## start Stored data
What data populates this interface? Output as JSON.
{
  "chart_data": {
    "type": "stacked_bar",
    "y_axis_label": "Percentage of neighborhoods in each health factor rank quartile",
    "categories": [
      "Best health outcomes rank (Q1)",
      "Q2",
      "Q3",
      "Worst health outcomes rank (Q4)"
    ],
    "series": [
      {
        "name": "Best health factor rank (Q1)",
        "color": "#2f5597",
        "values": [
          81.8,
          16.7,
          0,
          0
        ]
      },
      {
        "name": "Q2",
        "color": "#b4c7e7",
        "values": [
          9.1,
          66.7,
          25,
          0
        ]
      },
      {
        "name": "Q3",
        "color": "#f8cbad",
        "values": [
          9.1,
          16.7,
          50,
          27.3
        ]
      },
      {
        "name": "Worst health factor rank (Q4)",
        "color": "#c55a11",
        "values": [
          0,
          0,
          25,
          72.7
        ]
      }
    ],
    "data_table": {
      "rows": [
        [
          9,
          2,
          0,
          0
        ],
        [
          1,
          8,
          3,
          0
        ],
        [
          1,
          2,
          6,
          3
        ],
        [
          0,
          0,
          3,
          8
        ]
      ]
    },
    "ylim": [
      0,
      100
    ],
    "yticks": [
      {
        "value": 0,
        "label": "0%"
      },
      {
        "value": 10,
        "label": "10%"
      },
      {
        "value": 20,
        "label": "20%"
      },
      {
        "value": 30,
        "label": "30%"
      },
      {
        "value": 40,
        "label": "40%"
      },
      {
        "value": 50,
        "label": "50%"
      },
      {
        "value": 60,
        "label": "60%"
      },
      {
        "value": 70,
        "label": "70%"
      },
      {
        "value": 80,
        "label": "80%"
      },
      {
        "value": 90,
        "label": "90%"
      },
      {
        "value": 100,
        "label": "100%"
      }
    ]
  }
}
## end Stored data
## start Stored data
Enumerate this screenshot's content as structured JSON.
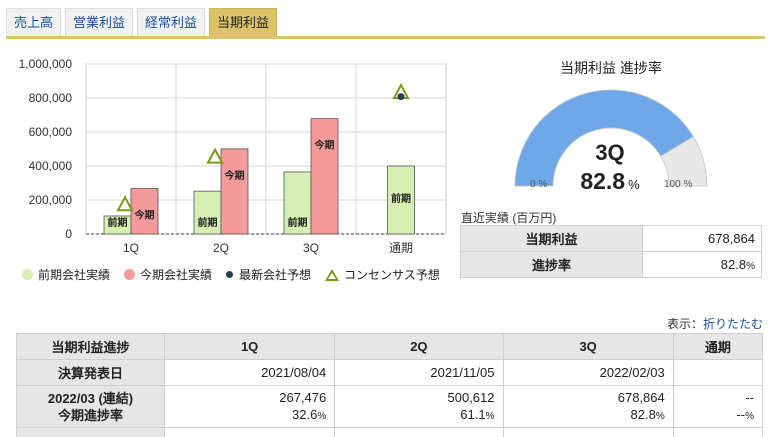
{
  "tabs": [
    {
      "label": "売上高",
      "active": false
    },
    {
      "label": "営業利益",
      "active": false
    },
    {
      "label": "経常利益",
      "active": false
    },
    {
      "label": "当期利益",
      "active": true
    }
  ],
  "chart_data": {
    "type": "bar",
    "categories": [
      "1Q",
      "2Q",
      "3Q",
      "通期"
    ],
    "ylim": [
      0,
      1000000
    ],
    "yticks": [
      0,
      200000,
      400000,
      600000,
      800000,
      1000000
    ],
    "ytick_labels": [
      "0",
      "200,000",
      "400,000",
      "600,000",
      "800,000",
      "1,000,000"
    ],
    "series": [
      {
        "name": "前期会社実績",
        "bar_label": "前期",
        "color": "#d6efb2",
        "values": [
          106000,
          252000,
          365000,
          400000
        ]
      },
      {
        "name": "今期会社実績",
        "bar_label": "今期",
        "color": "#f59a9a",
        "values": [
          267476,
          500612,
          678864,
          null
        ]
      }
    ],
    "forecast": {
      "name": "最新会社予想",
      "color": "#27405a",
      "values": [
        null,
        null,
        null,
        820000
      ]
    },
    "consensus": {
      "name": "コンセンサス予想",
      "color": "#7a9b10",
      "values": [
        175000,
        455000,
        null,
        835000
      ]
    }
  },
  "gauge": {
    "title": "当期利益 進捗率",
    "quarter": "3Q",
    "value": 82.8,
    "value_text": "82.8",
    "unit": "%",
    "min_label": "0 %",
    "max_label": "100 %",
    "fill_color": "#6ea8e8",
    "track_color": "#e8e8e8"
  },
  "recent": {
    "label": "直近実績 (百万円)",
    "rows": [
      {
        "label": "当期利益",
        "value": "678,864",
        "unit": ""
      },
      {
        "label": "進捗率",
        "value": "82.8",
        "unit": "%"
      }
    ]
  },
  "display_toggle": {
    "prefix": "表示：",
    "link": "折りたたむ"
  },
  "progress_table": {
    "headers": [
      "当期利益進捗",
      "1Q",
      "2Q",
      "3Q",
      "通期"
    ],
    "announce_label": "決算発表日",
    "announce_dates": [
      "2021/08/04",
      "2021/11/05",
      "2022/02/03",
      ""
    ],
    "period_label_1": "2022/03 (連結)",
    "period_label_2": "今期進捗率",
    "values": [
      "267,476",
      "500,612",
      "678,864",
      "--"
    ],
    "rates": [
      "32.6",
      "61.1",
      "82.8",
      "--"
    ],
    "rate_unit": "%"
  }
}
## end Stored data
Problem description: Read through the data and copy every line where "rank" shows up.

The result:
    "y_axis_label": "Percentage of neighborhoods in each health factor rank quartile",
      "Best health outcomes rank (Q1)",
      "Worst health outcomes rank (Q4)"
        "name": "Best health factor rank (Q1)",
        "name": "Worst health factor rank (Q4)",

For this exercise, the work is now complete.